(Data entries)

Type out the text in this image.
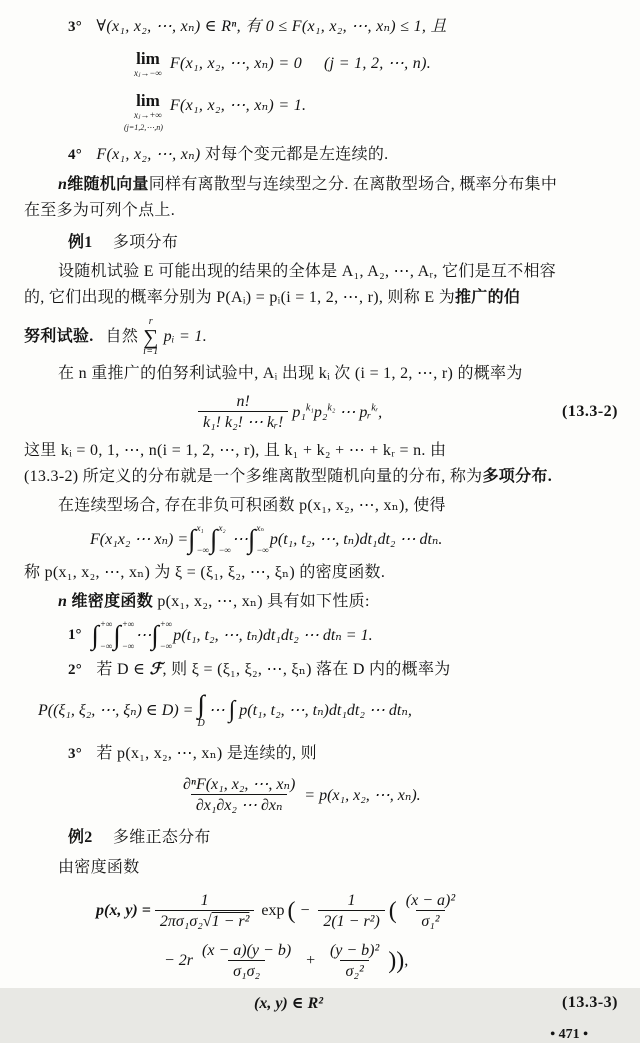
3° ∀(x₁, x₂, ⋯, xₙ) ∈ Rⁿ, 有 0 ≤ F(x₁, x₂, ⋯, xₙ) ≤ 1, 且
lim
xⱼ→−∞
F(x₁, x₂, ⋯, xₙ) = 0 (j = 1, 2, ⋯, n).
lim
xⱼ→+∞
F(x₁, x₂, ⋯, xₙ) = 1.
(j=1,2,⋯,n)
4° F(x₁, x₂, ⋯, xₙ) 对每个变元都是左连续的.
n维随机向量同样有离散型与连续型之分. 在离散型场合, 概率分布集中
在至多为可列个点上.
例1 多项分布
设随机试验 E 可能出现的结果的全体是 A₁, A₂, ⋯, Aᵣ, 它们是互不相容
的, 它们出现的概率分别为 P(Aᵢ) = pᵢ(i = 1, 2, ⋯, r), 则称 E 为推广的伯
努利试验. 自然
r
∑
i=1
pᵢ = 1.
在 n 重推广的伯努利试验中, Aᵢ 出现 kᵢ 次 (i = 1, 2, ⋯, r) 的概率为
$\frac{n!}{\text{k₁! k₂! ⋯ kᵣ!}} p_1^{k_1}p_2^{k_2}$ ⋯ pᵣ$^{kᵣ}$,	(13.3-2)
这里 kᵢ = 0, 1, ⋯, n(i = 1, 2, ⋯, r), 且 k₁ + k₂ + ⋯ + kᵣ = n. 由
(13.3-2) 所定义的分布就是一个多维离散型随机向量的分布, 称为多项分布.
在连续型场合, 存在非负可积函数 p(x₁, x₂, ⋯, xₙ), 使得
F(x₁x₂ ⋯ xₙ) = ∫ x₁
−∞ ∫ x₂
−∞
⋯ ∫ xₙ
−∞
p(t₁, t₂, ⋯, tₙ)dt₁dt₂ ⋯ dtₙ.
称 p(x₁, x₂, ⋯, xₙ) 为 ξ = (ξ₁, ξ₂, ⋯, ξₙ) 的密度函数.
n 维密度函数 p(x₁, x₂, ⋯, xₙ) 具有如下性质:
1° ∫ +∞
−∞ ∫ +∞
−∞
⋯ ∫ +∞
−∞
p(t₁, t₂, ⋯, tₙ)dt₁dt₂ ⋯ dtₙ = 1.
2° 若 D ∈ ℱ, 则 ξ = (ξ₁, ξ₂, ⋯, ξₙ) 落在 D 内的概率为
P((ξ₁, ξ₂, ⋯, ξₙ) ∈ D) = ∫∫
D
⋯ ∫ p(t₁, t₂, ⋯, tₙ)dt₁dt₂ ⋯ dtₙ,
3° 若 p(x₁, x₂, ⋯, xₙ) 是连续的, 则
$\frac{\text{∂ⁿF(x₁, x₂, ⋯, xₙ)}}{\text{∂x₁∂x₂ ⋯ ∂xₙ}} = p(x_1$, x₂, ⋯, xₙ).
例2 多维正态分布
由密度函数
p(x, $y) = \frac{1}{\text{2πσ₁σ₂√1 − r²}}$ exp ( − $\frac{1}{\text{2(1 − r²)}}$ ( $\frac{\text{(x − a)²}}{\text{σ₁²}}$
− $2r \frac{(x - a)(y - b)}{\text{σ₁σ₂}} + \frac{\text{(y − b)²}}{\text{σ₂²}}$ )) ,
(x, y) ∈ R²	(13.3-3)
• 471 •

What you need to do: Each record above is to be restated exactly, with its pictures removed from the copy.

Response to this task:
Type out the text in this image.
3° ∀(x₁, x₂, ⋯, xₙ) ∈ Rⁿ, 有 0 ≤ F(x₁, x₂, ⋯, xₙ) ≤ 1, 且
lim
xⱼ→−∞
F(x₁, x₂, ⋯, xₙ) = 0 (j = 1, 2, ⋯, n).
lim
xⱼ→+∞
F(x₁, x₂, ⋯, xₙ) = 1.
(j=1,2,⋯,n)
4° F(x₁, x₂, ⋯, xₙ) 对每个变元都是左连续的.
n维随机向量同样有离散型与连续型之分. 在离散型场合, 概率分布集中
在至多为可列个点上.
例1 多项分布
设随机试验 E 可能出现的结果的全体是 A₁, A₂, ⋯, Aᵣ, 它们是互不相容
的, 它们出现的概率分别为 P(Aᵢ) = pᵢ(i = 1, 2, ⋯, r), 则称 E 为推广的伯
努利试验. 自然
r
∑
i=1
pᵢ = 1.
在 n 重推广的伯努利试验中, Aᵢ 出现 kᵢ 次 (i = 1, 2, ⋯, r) 的概率为
$\frac{n!}{\text{k₁! k₂! ⋯ kᵣ!}} p_1^{k_1}p_2^{k_2}$ ⋯ pᵣ$^{kᵣ}$,	(13.3-2)
这里 kᵢ = 0, 1, ⋯, n(i = 1, 2, ⋯, r), 且 k₁ + k₂ + ⋯ + kᵣ = n. 由
(13.3-2) 所定义的分布就是一个多维离散型随机向量的分布, 称为多项分布.
在连续型场合, 存在非负可积函数 p(x₁, x₂, ⋯, xₙ), 使得
F(x₁x₂ ⋯ xₙ) = ∫ x₁
−∞ ∫ x₂
−∞
⋯ ∫ xₙ
−∞
p(t₁, t₂, ⋯, tₙ)dt₁dt₂ ⋯ dtₙ.
称 p(x₁, x₂, ⋯, xₙ) 为 ξ = (ξ₁, ξ₂, ⋯, ξₙ) 的密度函数.
n 维密度函数 p(x₁, x₂, ⋯, xₙ) 具有如下性质:
1° ∫ +∞
−∞ ∫ +∞
−∞
⋯ ∫ +∞
−∞
p(t₁, t₂, ⋯, tₙ)dt₁dt₂ ⋯ dtₙ = 1.
2° 若 D ∈ ℱ, 则 ξ = (ξ₁, ξ₂, ⋯, ξₙ) 落在 D 内的概率为
P((ξ₁, ξ₂, ⋯, ξₙ) ∈ D) = ∫∫
D
⋯ ∫ p(t₁, t₂, ⋯, tₙ)dt₁dt₂ ⋯ dtₙ,
3° 若 p(x₁, x₂, ⋯, xₙ) 是连续的, 则
$\frac{\text{∂ⁿF(x₁, x₂, ⋯, xₙ)}}{\text{∂x₁∂x₂ ⋯ ∂xₙ}} = p(x_1$, x₂, ⋯, xₙ).
例2 多维正态分布
由密度函数
p(x, $y) = \frac{1}{\text{2πσ₁σ₂√1 − r²}}$ exp ( − $\frac{1}{\text{2(1 − r²)}}$ ( $\frac{\text{(x − a)²}}{\text{σ₁²}}$
− $2r \frac{(x - a)(y - b)}{\text{σ₁σ₂}} + \frac{\text{(y − b)²}}{\text{σ₂²}}$ )) ,
(x, y) ∈ R²	(13.3-3)
• 471 •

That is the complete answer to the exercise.